→ **Assigned task**
All lines in the material below that contain "walgreens" should be located and copied.

→ **Supplied records**
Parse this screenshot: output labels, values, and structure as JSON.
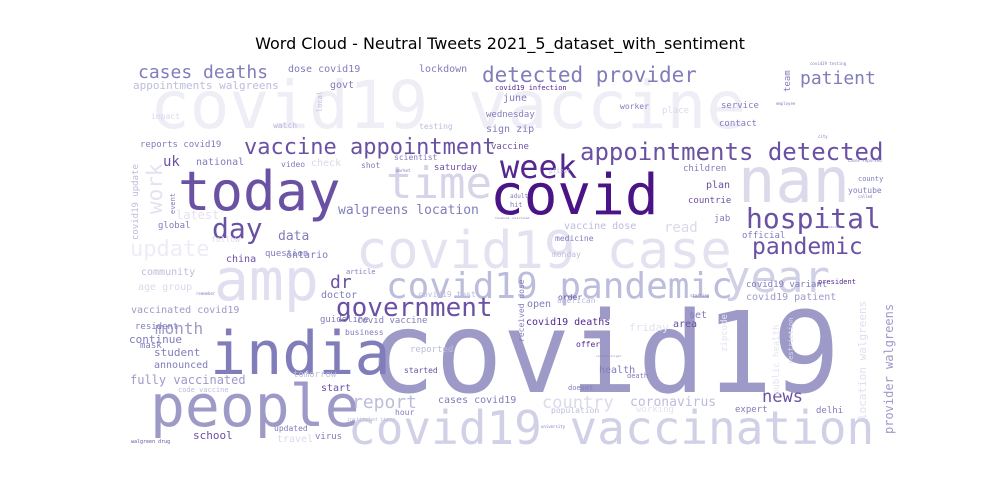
{
  "chart_data": {
    "type": "wordcloud",
    "title": "Word Cloud - Neutral Tweets 2021_5_dataset_with_sentiment",
    "colormap": "purples",
    "background": "#ffffff",
    "words": [
      {
        "text": "covid19",
        "weight": 1.0,
        "color": "#9e9ac8"
      },
      {
        "text": "covid19 vaccine",
        "weight": 0.66,
        "color": "#efedf5"
      },
      {
        "text": "covid",
        "weight": 0.55,
        "color": "#4a1486"
      },
      {
        "text": "today",
        "weight": 0.55,
        "color": "#6a51a3"
      },
      {
        "text": "nan",
        "weight": 0.6,
        "color": "#dadaeb"
      },
      {
        "text": "india",
        "weight": 0.58,
        "color": "#807dba"
      },
      {
        "text": "people",
        "weight": 0.56,
        "color": "#9e9ac8"
      },
      {
        "text": "amp",
        "weight": 0.56,
        "color": "#e1def0"
      },
      {
        "text": "covid19 case",
        "weight": 0.5,
        "color": "#e4e2f0"
      },
      {
        "text": "covid19 vaccination",
        "weight": 0.46,
        "color": "#d0d0e6"
      },
      {
        "text": "time",
        "weight": 0.44,
        "color": "#d6d4e8"
      },
      {
        "text": "year",
        "weight": 0.42,
        "color": "#d0d0e6"
      },
      {
        "text": "covid19 pandemic",
        "weight": 0.37,
        "color": "#bcbddc"
      },
      {
        "text": "week",
        "weight": 0.33,
        "color": "#54278f"
      },
      {
        "text": "hospital",
        "weight": 0.29,
        "color": "#6a51a3"
      },
      {
        "text": "appointments detected",
        "weight": 0.25,
        "color": "#6a51a3"
      },
      {
        "text": "day",
        "weight": 0.27,
        "color": "#6a51a3"
      },
      {
        "text": "government",
        "weight": 0.27,
        "color": "#6a51a3"
      },
      {
        "text": "vaccine appointment",
        "weight": 0.22,
        "color": "#6a51a3"
      },
      {
        "text": "detected provider",
        "weight": 0.21,
        "color": "#807dba"
      },
      {
        "text": "pandemic",
        "weight": 0.23,
        "color": "#6a51a3"
      },
      {
        "text": "update",
        "weight": 0.21,
        "color": "#eeecf6"
      },
      {
        "text": "work",
        "weight": 0.2,
        "color": "#e4e2f0"
      },
      {
        "text": "cases deaths",
        "weight": 0.18,
        "color": "#807dba"
      },
      {
        "text": "patient",
        "weight": 0.18,
        "color": "#807dba"
      },
      {
        "text": "dr",
        "weight": 0.18,
        "color": "#6a51a3"
      },
      {
        "text": "report",
        "weight": 0.18,
        "color": "#bcbddc"
      },
      {
        "text": "country",
        "weight": 0.17,
        "color": "#dadaeb"
      },
      {
        "text": "news",
        "weight": 0.17,
        "color": "#6a51a3"
      },
      {
        "text": "month",
        "weight": 0.16,
        "color": "#9e9ac8"
      },
      {
        "text": "walgreens location",
        "weight": 0.13,
        "color": "#807dba"
      },
      {
        "text": "data",
        "weight": 0.13,
        "color": "#807dba"
      },
      {
        "text": "coronavirus",
        "weight": 0.13,
        "color": "#bcbddc"
      },
      {
        "text": "provider walgreens",
        "weight": 0.12,
        "color": "#9e9ac8"
      },
      {
        "text": "fully vaccinated",
        "weight": 0.12,
        "color": "#9e9ac8"
      },
      {
        "text": "uk",
        "weight": 0.12,
        "color": "#6a51a3"
      },
      {
        "text": "read",
        "weight": 0.13,
        "color": "#dadaeb"
      },
      {
        "text": "school",
        "weight": 0.11,
        "color": "#6a51a3"
      },
      {
        "text": "start",
        "weight": 0.1,
        "color": "#6a51a3"
      },
      {
        "text": "vaccine dose",
        "weight": 0.1,
        "color": "#bcbddc"
      },
      {
        "text": "latest",
        "weight": 0.1,
        "color": "#e4e2f0"
      },
      {
        "text": "student",
        "weight": 0.09,
        "color": "#807dba"
      },
      {
        "text": "continue",
        "weight": 0.09,
        "color": "#807dba"
      },
      {
        "text": "appointments walgreens",
        "weight": 0.09,
        "color": "#bcbddc"
      },
      {
        "text": "covid19 update",
        "weight": 0.08,
        "color": "#bcbddc"
      },
      {
        "text": "location walgreens",
        "weight": 0.1,
        "color": "#e1def0"
      },
      {
        "text": "public health",
        "weight": 0.08,
        "color": "#e4e2f0"
      },
      {
        "text": "covid19 deaths",
        "weight": 0.08,
        "color": "#54278f"
      },
      {
        "text": "cases covid19",
        "weight": 0.08,
        "color": "#807dba"
      },
      {
        "text": "dose covid19",
        "weight": 0.08,
        "color": "#807dba"
      },
      {
        "text": "lockdown",
        "weight": 0.08,
        "color": "#807dba"
      },
      {
        "text": "govt",
        "weight": 0.08,
        "color": "#807dba"
      },
      {
        "text": "national",
        "weight": 0.08,
        "color": "#807dba"
      },
      {
        "text": "question",
        "weight": 0.07,
        "color": "#807dba"
      },
      {
        "text": "china",
        "weight": 0.08,
        "color": "#6a51a3"
      },
      {
        "text": "ontario",
        "weight": 0.08,
        "color": "#807dba"
      },
      {
        "text": "community",
        "weight": 0.08,
        "color": "#bcbddc"
      },
      {
        "text": "age group",
        "weight": 0.08,
        "color": "#dadaeb"
      },
      {
        "text": "vaccinated covid19",
        "weight": 0.08,
        "color": "#9e9ac8"
      },
      {
        "text": "plan",
        "weight": 0.08,
        "color": "#6a51a3"
      },
      {
        "text": "countrie",
        "weight": 0.07,
        "color": "#6a51a3"
      },
      {
        "text": "official",
        "weight": 0.07,
        "color": "#807dba"
      },
      {
        "text": "covid19 variant",
        "weight": 0.08,
        "color": "#807dba"
      },
      {
        "text": "covid19 patient",
        "weight": 0.08,
        "color": "#9e9ac8"
      },
      {
        "text": "area",
        "weight": 0.07,
        "color": "#6a51a3"
      },
      {
        "text": "offer",
        "weight": 0.06,
        "color": "#54278f"
      },
      {
        "text": "health",
        "weight": 0.07,
        "color": "#807dba"
      },
      {
        "text": "expert",
        "weight": 0.07,
        "color": "#807dba"
      },
      {
        "text": "delhi",
        "weight": 0.07,
        "color": "#807dba"
      },
      {
        "text": "friday",
        "weight": 0.07,
        "color": "#e4e2f0"
      },
      {
        "text": "working",
        "weight": 0.07,
        "color": "#e4e2f0"
      },
      {
        "text": "order",
        "weight": 0.06,
        "color": "#6a51a3"
      },
      {
        "text": "set",
        "weight": 0.06,
        "color": "#807dba"
      },
      {
        "text": "medicine",
        "weight": 0.06,
        "color": "#807dba"
      },
      {
        "text": "monday",
        "weight": 0.06,
        "color": "#bcbddc"
      },
      {
        "text": "announced",
        "weight": 0.07,
        "color": "#807dba"
      },
      {
        "text": "mask",
        "weight": 0.06,
        "color": "#807dba"
      },
      {
        "text": "resident",
        "weight": 0.06,
        "color": "#807dba"
      },
      {
        "text": "doctor",
        "weight": 0.07,
        "color": "#807dba"
      },
      {
        "text": "guideline",
        "weight": 0.07,
        "color": "#807dba"
      },
      {
        "text": "covid vaccine",
        "weight": 0.07,
        "color": "#807dba"
      },
      {
        "text": "business",
        "weight": 0.06,
        "color": "#807dba"
      },
      {
        "text": "open",
        "weight": 0.07,
        "color": "#807dba"
      },
      {
        "text": "covid19 test",
        "weight": 0.06,
        "color": "#bcbddc"
      },
      {
        "text": "american",
        "weight": 0.06,
        "color": "#bcbddc"
      },
      {
        "text": "reported",
        "weight": 0.06,
        "color": "#bcbddc"
      },
      {
        "text": "tomorrow",
        "weight": 0.06,
        "color": "#bcbddc"
      },
      {
        "text": "started",
        "weight": 0.06,
        "color": "#6a51a3"
      },
      {
        "text": "hour",
        "weight": 0.06,
        "color": "#807dba"
      },
      {
        "text": "updated",
        "weight": 0.06,
        "color": "#807dba"
      },
      {
        "text": "travel",
        "weight": 0.06,
        "color": "#dadaeb"
      },
      {
        "text": "virus",
        "weight": 0.06,
        "color": "#807dba"
      },
      {
        "text": "population",
        "weight": 0.06,
        "color": "#bcbddc"
      },
      {
        "text": "sign zip",
        "weight": 0.07,
        "color": "#807dba"
      },
      {
        "text": "wednesday",
        "weight": 0.07,
        "color": "#807dba"
      },
      {
        "text": "june",
        "weight": 0.07,
        "color": "#807dba"
      },
      {
        "text": "vaccine",
        "weight": 0.06,
        "color": "#6a51a3"
      },
      {
        "text": "saturday",
        "weight": 0.06,
        "color": "#6a51a3"
      },
      {
        "text": "children",
        "weight": 0.06,
        "color": "#807dba"
      },
      {
        "text": "jab",
        "weight": 0.06,
        "color": "#807dba"
      },
      {
        "text": "service",
        "weight": 0.06,
        "color": "#807dba"
      },
      {
        "text": "contact",
        "weight": 0.06,
        "color": "#807dba"
      },
      {
        "text": "worker",
        "weight": 0.05,
        "color": "#807dba"
      },
      {
        "text": "place",
        "weight": 0.06,
        "color": "#dadaeb"
      },
      {
        "text": "youtube",
        "weight": 0.05,
        "color": "#807dba"
      },
      {
        "text": "county",
        "weight": 0.05,
        "color": "#807dba"
      },
      {
        "text": "team",
        "weight": 0.06,
        "color": "#807dba"
      },
      {
        "text": "reports covid19",
        "weight": 0.06,
        "color": "#807dba"
      },
      {
        "text": "scientist",
        "weight": 0.05,
        "color": "#807dba"
      },
      {
        "text": "video",
        "weight": 0.05,
        "color": "#807dba"
      },
      {
        "text": "shot",
        "weight": 0.05,
        "color": "#807dba"
      },
      {
        "text": "check",
        "weight": 0.07,
        "color": "#dadaeb"
      },
      {
        "text": "watch",
        "weight": 0.05,
        "color": "#bcbddc"
      },
      {
        "text": "testing",
        "weight": 0.05,
        "color": "#bcbddc"
      },
      {
        "text": "impact",
        "weight": 0.05,
        "color": "#dadaeb"
      },
      {
        "text": "local",
        "weight": 0.05,
        "color": "#bcbddc"
      },
      {
        "text": "global",
        "weight": 0.06,
        "color": "#807dba"
      },
      {
        "text": "follow",
        "weight": 0.05,
        "color": "#dadaeb"
      },
      {
        "text": "event",
        "weight": 0.05,
        "color": "#807dba"
      },
      {
        "text": "covid19 infection",
        "weight": 0.04,
        "color": "#54278f"
      },
      {
        "text": "received dose",
        "weight": 0.05,
        "color": "#807dba"
      },
      {
        "text": "zipcode",
        "weight": 0.05,
        "color": "#e4e2f0"
      },
      {
        "text": "restriction",
        "weight": 0.05,
        "color": "#dadaeb"
      },
      {
        "text": "president",
        "weight": 0.04,
        "color": "#54278f"
      },
      {
        "text": "article",
        "weight": 0.04,
        "color": "#807dba"
      },
      {
        "text": "death",
        "weight": 0.04,
        "color": "#807dba"
      },
      {
        "text": "doesnt",
        "weight": 0.04,
        "color": "#807dba"
      },
      {
        "text": "code vaccine",
        "weight": 0.04,
        "color": "#bcbddc"
      },
      {
        "text": "hit",
        "weight": 0.04,
        "color": "#807dba"
      },
      {
        "text": "adult",
        "weight": 0.04,
        "color": "#807dba"
      },
      {
        "text": "pfizer",
        "weight": 0.04,
        "color": "#bcbddc"
      },
      {
        "text": "walgreen drug",
        "weight": 0.03,
        "color": "#6a51a3"
      },
      {
        "text": "remember",
        "weight": 0.03,
        "color": "#807dba"
      },
      {
        "text": "instituted tiers",
        "weight": 0.03,
        "color": "#bcbddc"
      },
      {
        "text": "employee",
        "weight": 0.03,
        "color": "#807dba"
      },
      {
        "text": "covid19 testing",
        "weight": 0.03,
        "color": "#807dba"
      },
      {
        "text": "city",
        "weight": 0.03,
        "color": "#807dba"
      },
      {
        "text": "cases reported",
        "weight": 0.03,
        "color": "#807dba"
      },
      {
        "text": "facebook instituted",
        "weight": 0.03,
        "color": "#807dba"
      },
      {
        "text": "covid19 origin",
        "weight": 0.03,
        "color": "#807dba"
      },
      {
        "text": "university",
        "weight": 0.03,
        "color": "#807dba"
      },
      {
        "text": "drug store",
        "weight": 0.03,
        "color": "#807dba"
      },
      {
        "text": "called",
        "weight": 0.03,
        "color": "#807dba"
      },
      {
        "text": "starting",
        "weight": 0.03,
        "color": "#807dba"
      },
      {
        "text": "market",
        "weight": 0.03,
        "color": "#807dba"
      }
    ]
  }
}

→ **Completed exercise**
        "text": "walgreens location",
        "text": "provider walgreens",
        "text": "appointments walgreens",
        "text": "location walgreens",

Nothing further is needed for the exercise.